THE EXERCISE: Write the data below out exactly as it stands. Do not include the pictures.

Data records
☆ ☆ ☆
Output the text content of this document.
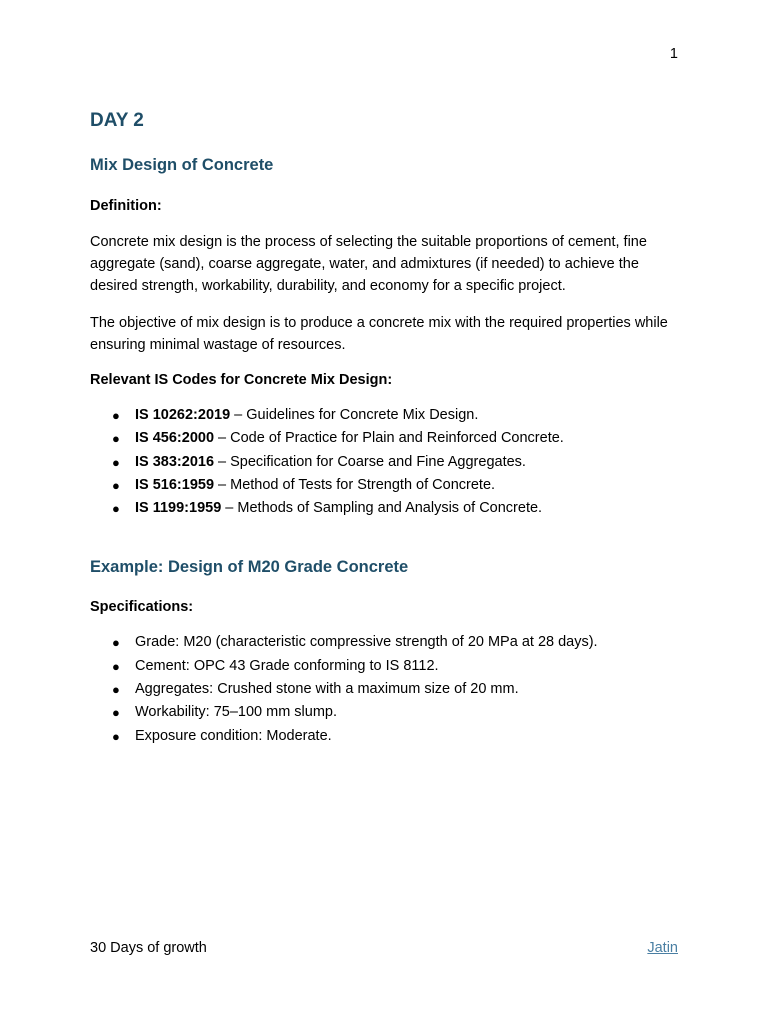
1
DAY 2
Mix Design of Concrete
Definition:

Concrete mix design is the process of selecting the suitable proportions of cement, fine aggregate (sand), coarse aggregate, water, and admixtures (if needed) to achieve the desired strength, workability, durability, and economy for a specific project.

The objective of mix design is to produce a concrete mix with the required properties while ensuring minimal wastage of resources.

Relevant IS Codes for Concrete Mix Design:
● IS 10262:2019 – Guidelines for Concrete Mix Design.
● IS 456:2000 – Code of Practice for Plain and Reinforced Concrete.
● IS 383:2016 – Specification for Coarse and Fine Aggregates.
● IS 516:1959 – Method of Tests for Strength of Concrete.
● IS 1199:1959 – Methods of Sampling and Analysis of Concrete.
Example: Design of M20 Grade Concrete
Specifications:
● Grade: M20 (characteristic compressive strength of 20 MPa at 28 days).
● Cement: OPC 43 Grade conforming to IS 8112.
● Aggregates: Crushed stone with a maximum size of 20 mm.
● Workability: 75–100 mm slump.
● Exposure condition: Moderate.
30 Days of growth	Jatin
☆ ☆ ☆
RESULT BELOW:
Output the text content of this document.
1
DAY 2
Mix Design of Concrete
Definition:

Concrete mix design is the process of selecting the suitable proportions of cement, fine aggregate (sand), coarse aggregate, water, and admixtures (if needed) to achieve the desired strength, workability, durability, and economy for a specific project.

The objective of mix design is to produce a concrete mix with the required properties while ensuring minimal wastage of resources.

Relevant IS Codes for Concrete Mix Design:
● IS 10262:2019 – Guidelines for Concrete Mix Design.
● IS 456:2000 – Code of Practice for Plain and Reinforced Concrete.
● IS 383:2016 – Specification for Coarse and Fine Aggregates.
● IS 516:1959 – Method of Tests for Strength of Concrete.
● IS 1199:1959 – Methods of Sampling and Analysis of Concrete.
Example: Design of M20 Grade Concrete
Specifications:
● Grade: M20 (characteristic compressive strength of 20 MPa at 28 days).
● Cement: OPC 43 Grade conforming to IS 8112.
● Aggregates: Crushed stone with a maximum size of 20 mm.
● Workability: 75–100 mm slump.
● Exposure condition: Moderate.
30 Days of growth	Jatin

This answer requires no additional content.